--- Start ---
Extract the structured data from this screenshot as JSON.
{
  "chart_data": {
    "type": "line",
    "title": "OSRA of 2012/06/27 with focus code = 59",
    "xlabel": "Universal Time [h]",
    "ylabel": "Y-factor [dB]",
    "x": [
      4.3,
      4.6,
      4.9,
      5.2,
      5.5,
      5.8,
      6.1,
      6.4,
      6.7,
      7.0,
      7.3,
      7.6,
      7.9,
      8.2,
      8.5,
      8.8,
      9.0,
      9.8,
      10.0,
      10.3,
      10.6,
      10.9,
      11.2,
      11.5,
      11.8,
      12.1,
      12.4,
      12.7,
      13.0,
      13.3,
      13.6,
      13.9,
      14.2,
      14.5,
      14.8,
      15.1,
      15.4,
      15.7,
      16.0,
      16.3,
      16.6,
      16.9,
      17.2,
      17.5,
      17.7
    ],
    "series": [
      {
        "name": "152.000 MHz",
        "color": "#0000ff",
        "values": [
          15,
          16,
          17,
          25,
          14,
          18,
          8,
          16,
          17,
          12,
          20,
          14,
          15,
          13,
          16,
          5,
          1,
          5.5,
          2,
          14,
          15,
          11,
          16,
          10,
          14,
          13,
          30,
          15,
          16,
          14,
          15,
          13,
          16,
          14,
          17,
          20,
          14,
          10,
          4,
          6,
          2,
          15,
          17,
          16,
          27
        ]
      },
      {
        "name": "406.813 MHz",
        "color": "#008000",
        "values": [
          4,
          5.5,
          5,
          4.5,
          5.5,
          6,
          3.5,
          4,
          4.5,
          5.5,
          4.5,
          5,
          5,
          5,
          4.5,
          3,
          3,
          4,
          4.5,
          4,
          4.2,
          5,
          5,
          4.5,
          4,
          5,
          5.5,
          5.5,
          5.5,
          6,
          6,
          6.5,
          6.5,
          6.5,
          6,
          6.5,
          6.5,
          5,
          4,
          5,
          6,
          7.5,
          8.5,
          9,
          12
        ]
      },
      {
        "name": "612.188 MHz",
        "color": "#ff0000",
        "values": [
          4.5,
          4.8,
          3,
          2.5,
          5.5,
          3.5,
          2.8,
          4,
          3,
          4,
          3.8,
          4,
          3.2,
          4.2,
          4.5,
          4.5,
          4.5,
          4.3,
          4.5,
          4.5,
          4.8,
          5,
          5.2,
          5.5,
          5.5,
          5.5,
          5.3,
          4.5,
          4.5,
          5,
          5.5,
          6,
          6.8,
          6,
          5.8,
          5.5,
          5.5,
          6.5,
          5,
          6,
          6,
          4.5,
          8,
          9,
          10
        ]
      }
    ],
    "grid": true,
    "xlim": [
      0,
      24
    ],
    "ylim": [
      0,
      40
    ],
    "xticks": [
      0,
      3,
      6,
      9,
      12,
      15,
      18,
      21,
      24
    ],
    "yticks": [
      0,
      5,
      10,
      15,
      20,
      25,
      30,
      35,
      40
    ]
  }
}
--- End ---
--- Start ---
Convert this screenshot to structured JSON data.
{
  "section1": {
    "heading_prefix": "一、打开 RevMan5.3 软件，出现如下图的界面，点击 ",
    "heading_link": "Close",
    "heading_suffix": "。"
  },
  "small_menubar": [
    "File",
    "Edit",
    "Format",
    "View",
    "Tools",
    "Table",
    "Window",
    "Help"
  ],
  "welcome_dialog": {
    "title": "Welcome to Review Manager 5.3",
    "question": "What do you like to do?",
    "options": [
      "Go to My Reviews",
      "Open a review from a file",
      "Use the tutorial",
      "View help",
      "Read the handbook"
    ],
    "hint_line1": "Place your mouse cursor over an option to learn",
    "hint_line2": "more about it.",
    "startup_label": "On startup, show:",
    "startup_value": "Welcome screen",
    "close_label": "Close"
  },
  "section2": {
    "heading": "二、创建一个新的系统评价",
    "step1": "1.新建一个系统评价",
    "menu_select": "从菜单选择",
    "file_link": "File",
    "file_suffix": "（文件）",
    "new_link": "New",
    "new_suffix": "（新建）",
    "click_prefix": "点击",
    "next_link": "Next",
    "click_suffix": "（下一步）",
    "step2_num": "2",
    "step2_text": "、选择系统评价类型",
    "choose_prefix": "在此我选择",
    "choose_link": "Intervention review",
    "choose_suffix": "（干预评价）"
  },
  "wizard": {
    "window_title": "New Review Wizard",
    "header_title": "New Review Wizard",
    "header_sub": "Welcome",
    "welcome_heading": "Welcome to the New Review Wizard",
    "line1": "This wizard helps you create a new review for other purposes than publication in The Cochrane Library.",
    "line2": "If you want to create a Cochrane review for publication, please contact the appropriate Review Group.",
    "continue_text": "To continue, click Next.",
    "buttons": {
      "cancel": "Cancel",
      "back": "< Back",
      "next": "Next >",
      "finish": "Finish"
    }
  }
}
--- End ---
TASK OBJECTIVE: Tally up the lines with the word "create" in them, and answer with that number by itself.

OUTPUT: 2